> [Data excerpts]:
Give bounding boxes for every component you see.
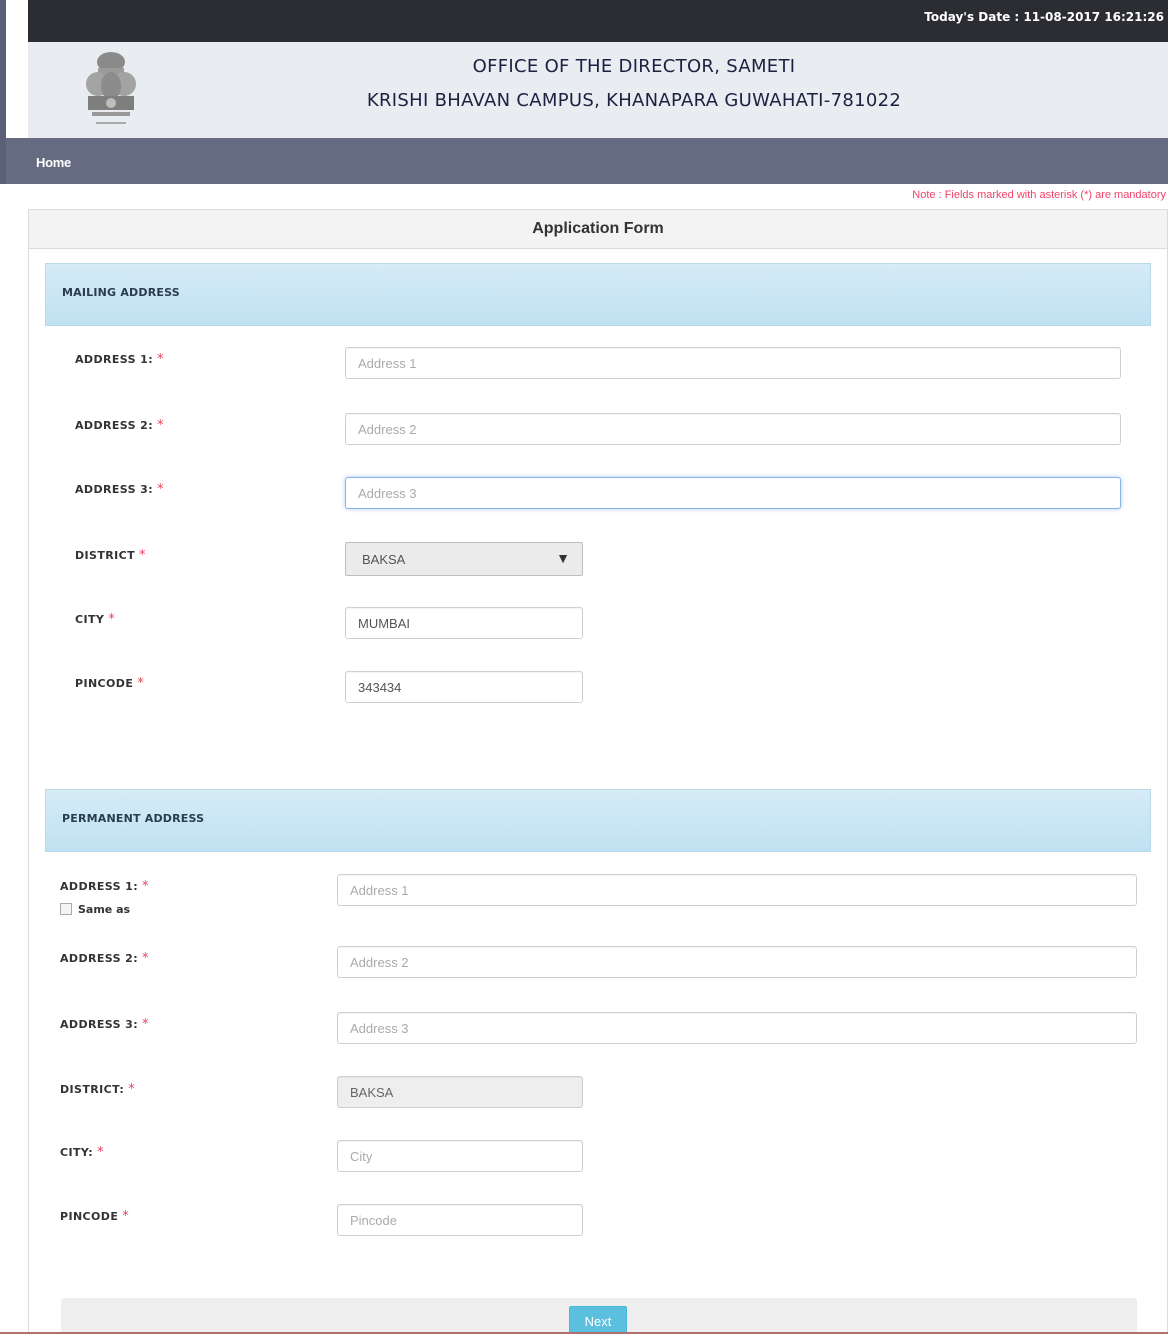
mailing-district-value: BAKSA [362, 552, 406, 567]
permanent-address3-label: ADDRESS 3: * [60, 1017, 149, 1032]
current-date: Today's Date : 11-08-2017 16:21:26 [924, 10, 1164, 24]
mailing-pincode-label: PINCODE * [75, 676, 145, 691]
same-as-label: Same as [78, 903, 131, 916]
office-address: KRISHI BHAVAN CAMPUS, KHANAPARA GUWAHATI… [366, 90, 902, 111]
permanent-address1-input[interactable] [337, 874, 1137, 906]
permanent-address-title: PERMANENT ADDRESS [62, 812, 205, 825]
permanent-address2-input[interactable] [337, 946, 1137, 978]
mailing-city-label: CITY * [75, 612, 116, 627]
mailing-address1-label: ADDRESS 1: * [75, 352, 164, 367]
permanent-district-field [337, 1076, 583, 1108]
permanent-city-label: CITY: * [60, 1145, 104, 1160]
mailing-address3-label: ADDRESS 3: * [75, 482, 164, 497]
permanent-pincode-label: PINCODE * [60, 1209, 130, 1224]
nav-home-link[interactable]: Home [36, 155, 71, 170]
same-as-checkbox-row[interactable]: Same as [60, 903, 130, 916]
same-as-checkbox[interactable] [60, 903, 72, 915]
mailing-address-title: MAILING ADDRESS [62, 286, 180, 299]
mailing-district-select[interactable]: BAKSA ▼ [345, 542, 583, 576]
mailing-city-input[interactable] [345, 607, 583, 639]
top-bar: Today's Date : 11-08-2017 16:21:26 [28, 0, 1168, 42]
permanent-pincode-input[interactable] [337, 1204, 583, 1236]
dropdown-arrow-icon: ▼ [556, 550, 570, 566]
mailing-pincode-input[interactable] [345, 671, 583, 703]
permanent-city-input[interactable] [337, 1140, 583, 1172]
permanent-address2-label: ADDRESS 2: * [60, 951, 149, 966]
mailing-address3-input[interactable] [345, 477, 1121, 509]
permanent-address3-input[interactable] [337, 1012, 1137, 1044]
mailing-address1-input[interactable] [345, 347, 1121, 379]
mailing-address2-input[interactable] [345, 413, 1121, 445]
permanent-district-label: DISTRICT: * [60, 1082, 136, 1097]
nav-bar: Home [6, 138, 1168, 184]
permanent-address1-label: ADDRESS 1: * [60, 879, 149, 894]
mandatory-note: Note : Fields marked with asterisk (*) a… [912, 189, 1166, 201]
next-button[interactable]: Next [569, 1306, 627, 1334]
application-form-panel: Application Form MAILING ADDRESS ADDRESS… [28, 209, 1168, 1334]
mailing-address2-label: ADDRESS 2: * [75, 418, 164, 433]
mailing-address-section-header: MAILING ADDRESS [45, 263, 1151, 326]
page-header: OFFICE OF THE DIRECTOR, SAMETI KRISHI BH… [28, 42, 1168, 138]
office-title: OFFICE OF THE DIRECTOR, SAMETI [472, 56, 796, 77]
form-title: Application Form [29, 210, 1167, 249]
permanent-address-section-header: PERMANENT ADDRESS [45, 789, 1151, 852]
mailing-district-label: DISTRICT * [75, 548, 146, 563]
form-footer: Next [61, 1298, 1137, 1334]
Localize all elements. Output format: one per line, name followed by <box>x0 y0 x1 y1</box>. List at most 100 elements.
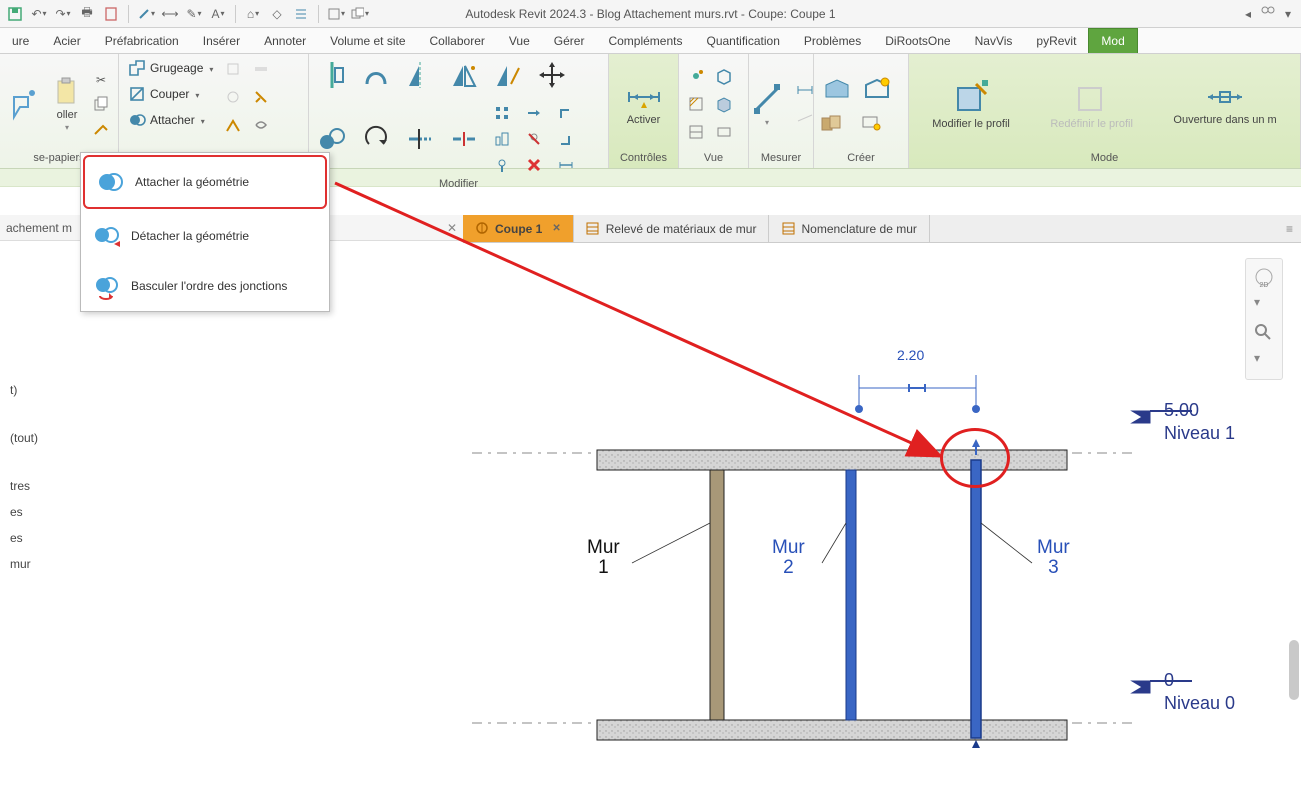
geom-option-5-icon[interactable] <box>250 86 272 108</box>
corner2-icon[interactable] <box>555 128 577 150</box>
vue-icon-6[interactable] <box>713 121 735 143</box>
undo-icon[interactable]: ↶ <box>30 5 48 23</box>
couper-button[interactable]: Couper <box>125 84 216 104</box>
close-views-icon[interactable] <box>327 5 345 23</box>
cut-icon[interactable]: ✂ <box>90 69 112 91</box>
user-icon[interactable] <box>1259 3 1277 24</box>
tab-acier[interactable]: Acier <box>41 28 92 53</box>
mirror-axis-icon[interactable] <box>403 58 437 92</box>
vertical-scrollbar[interactable] <box>1289 640 1299 700</box>
nav-chevron-icon[interactable]: ▾ <box>1254 351 1274 371</box>
level0-name[interactable]: Niveau 0 <box>1164 693 1235 714</box>
pin-icon[interactable] <box>491 154 513 176</box>
align-icon[interactable] <box>315 58 349 92</box>
tab-collaborer[interactable]: Collaborer <box>418 28 497 53</box>
tab-problemes[interactable]: Problèmes <box>792 28 873 53</box>
dim-arrow-icon[interactable] <box>555 154 577 176</box>
scale-icon[interactable] <box>491 128 513 150</box>
delete-icon[interactable] <box>523 154 545 176</box>
tag-icon[interactable]: ✎ <box>185 5 203 23</box>
copy-icon-big[interactable] <box>315 122 349 156</box>
geom-option-3-icon[interactable] <box>222 114 244 136</box>
level1-name[interactable]: Niveau 1 <box>1164 423 1235 444</box>
measure-icon[interactable] <box>137 5 155 23</box>
match-icon[interactable] <box>90 117 112 139</box>
vue-icon-2[interactable] <box>685 93 707 115</box>
prop-row[interactable]: mur <box>10 551 453 577</box>
mirror-pick-icon[interactable] <box>447 58 481 92</box>
menu-attacher-geometrie[interactable]: Attacher la géométrie <box>83 155 327 209</box>
align-dim-icon[interactable]: ⟷ <box>161 5 179 23</box>
vue-icon-5[interactable] <box>713 93 735 115</box>
prop-row[interactable]: es <box>10 525 453 551</box>
close-icon[interactable]: ✕ <box>447 221 457 235</box>
view-tabs-menu-icon[interactable]: ≡ <box>1278 215 1301 242</box>
drawing-canvas[interactable]: 2.20 Mur 1 Mur 2 Mur 3 5.00 Niveau 1 0 N… <box>472 243 1301 790</box>
redo-icon[interactable]: ↷ <box>54 5 72 23</box>
offset-icon[interactable] <box>359 58 393 92</box>
prop-row[interactable]: t) <box>10 377 453 403</box>
menu-basculer-jonctions[interactable]: Basculer l'ordre des jonctions <box>81 261 329 311</box>
tab-annoter[interactable]: Annoter <box>252 28 318 53</box>
create-similar-icon[interactable] <box>820 74 854 108</box>
grugeage-button[interactable]: Grugeage <box>125 58 216 78</box>
tab-inserer[interactable]: Insérer <box>191 28 252 53</box>
attacher-button[interactable]: Attacher <box>125 110 216 130</box>
corner-icon[interactable] <box>555 102 577 124</box>
view-tab-releve[interactable]: Relevé de matériaux de mur <box>574 215 770 242</box>
copy-icon[interactable] <box>90 93 112 115</box>
vue-icon-4[interactable] <box>713 65 735 87</box>
chevron-down-icon[interactable]: ▾ <box>1285 7 1291 21</box>
split-icon[interactable] <box>447 122 481 156</box>
viewcube-icon[interactable]: 2D <box>1254 267 1274 287</box>
menu-detacher-geometrie[interactable]: Détacher la géométrie <box>81 211 329 261</box>
mirror-draw-icon[interactable] <box>491 58 525 92</box>
thin-lines-icon[interactable] <box>292 5 310 23</box>
mesurer-button[interactable]: ▾ <box>746 80 788 129</box>
tab-architecture[interactable]: ure <box>0 28 41 53</box>
tab-volume-site[interactable]: Volume et site <box>318 28 417 53</box>
create-assembly-icon[interactable] <box>860 74 894 108</box>
home-icon[interactable]: ⌂ <box>244 5 262 23</box>
switch-windows-icon[interactable] <box>351 5 369 23</box>
dim-linear-icon[interactable] <box>794 79 816 101</box>
move-icon[interactable] <box>535 58 569 92</box>
sheet-icon[interactable] <box>102 5 120 23</box>
unpin-icon[interactable] <box>523 128 545 150</box>
tab-prefabrication[interactable]: Préfabrication <box>93 28 191 53</box>
geom-option-6-icon[interactable] <box>250 114 272 136</box>
view-tab-coupe1[interactable]: Coupe 1 ✕ <box>463 215 574 242</box>
prop-row[interactable]: (tout) <box>10 425 453 451</box>
extend-icon[interactable] <box>523 102 545 124</box>
create-group-icon[interactable] <box>820 112 842 134</box>
tab-vue[interactable]: Vue <box>497 28 542 53</box>
vue-icon-3[interactable] <box>685 121 707 143</box>
trim-icon[interactable] <box>403 122 437 156</box>
close-tab-icon[interactable]: ✕ <box>552 223 560 234</box>
chevron-left-icon[interactable]: ◂ <box>1245 7 1251 21</box>
activer-button[interactable]: Activer <box>621 80 667 128</box>
modify-button[interactable] <box>6 85 44 123</box>
section-icon[interactable]: ◇ <box>268 5 286 23</box>
zoom-region-icon[interactable] <box>1254 323 1274 343</box>
tab-quantification[interactable]: Quantification <box>694 28 791 53</box>
dimension-value[interactable]: 2.20 <box>897 347 924 363</box>
print-icon[interactable]: 🖶 <box>78 5 96 23</box>
nav-chevron-icon[interactable]: ▾ <box>1254 295 1274 315</box>
tab-gerer[interactable]: Gérer <box>542 28 597 53</box>
tab-navvis[interactable]: NavVis <box>963 28 1025 53</box>
tab-complements[interactable]: Compléments <box>596 28 694 53</box>
prop-row[interactable]: es <box>10 499 453 525</box>
ouverture-button[interactable]: Ouverture dans un m <box>1169 80 1280 128</box>
rotate-icon[interactable] <box>359 122 393 156</box>
create-parts-icon[interactable] <box>860 112 882 134</box>
tab-dirootsone[interactable]: DiRootsOne <box>873 28 962 53</box>
vue-icon-1[interactable] <box>685 65 707 87</box>
save-icon[interactable] <box>6 5 24 23</box>
tab-pyrevit[interactable]: pyRevit <box>1024 28 1088 53</box>
tab-modifier[interactable]: Mod <box>1088 28 1137 53</box>
prop-row[interactable]: tres <box>10 473 453 499</box>
modifier-profil-button[interactable]: Modifier le profil <box>928 76 1014 132</box>
array-icon[interactable] <box>491 102 513 124</box>
paste-button[interactable]: oller ▾ <box>50 75 84 134</box>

> [Task details]:
Copy out every line of the items from the one containing "mailing-district-value: BAKSA [362, 552, 406, 567]" down to the one containing "nav-bar: Home [6, 138, 1168, 184]", keeping both end lines.

> [Result for this exercise]:
mailing-district-value: BAKSA [362, 552, 406, 567]
permanent-address3-label: ADDRESS 3: * [60, 1017, 149, 1032]
current-date: Today's Date : 11-08-2017 16:21:26 [924, 10, 1164, 24]
mailing-pincode-label: PINCODE * [75, 676, 145, 691]
same-as-label: Same as [78, 903, 131, 916]
office-address: KRISHI BHAVAN CAMPUS, KHANAPARA GUWAHATI… [366, 90, 902, 111]
permanent-address1-input[interactable] [337, 874, 1137, 906]
permanent-address-title: PERMANENT ADDRESS [62, 812, 205, 825]
permanent-address2-input[interactable] [337, 946, 1137, 978]
mailing-city-label: CITY * [75, 612, 116, 627]
mailing-address1-label: ADDRESS 1: * [75, 352, 164, 367]
permanent-district-field [337, 1076, 583, 1108]
permanent-city-label: CITY: * [60, 1145, 104, 1160]
mailing-address3-label: ADDRESS 3: * [75, 482, 164, 497]
permanent-pincode-label: PINCODE * [60, 1209, 130, 1224]
nav-home-link[interactable]: Home [36, 155, 71, 170]
same-as-checkbox-row[interactable]: Same as [60, 903, 130, 916]
same-as-checkbox[interactable] [60, 903, 72, 915]
mailing-address-title: MAILING ADDRESS [62, 286, 180, 299]
mailing-district-select[interactable]: BAKSA ▼ [345, 542, 583, 576]
mailing-city-input[interactable] [345, 607, 583, 639]
top-bar: Today's Date : 11-08-2017 16:21:26 [28, 0, 1168, 42]
permanent-pincode-input[interactable] [337, 1204, 583, 1236]
dropdown-arrow-icon: ▼ [556, 550, 570, 566]
mailing-pincode-input[interactable] [345, 671, 583, 703]
permanent-city-input[interactable] [337, 1140, 583, 1172]
permanent-address2-label: ADDRESS 2: * [60, 951, 149, 966]
mailing-address3-input[interactable] [345, 477, 1121, 509]
permanent-address3-input[interactable] [337, 1012, 1137, 1044]
mailing-address1-input[interactable] [345, 347, 1121, 379]
mailing-address2-input[interactable] [345, 413, 1121, 445]
permanent-district-label: DISTRICT: * [60, 1082, 136, 1097]
nav-bar: Home [6, 138, 1168, 184]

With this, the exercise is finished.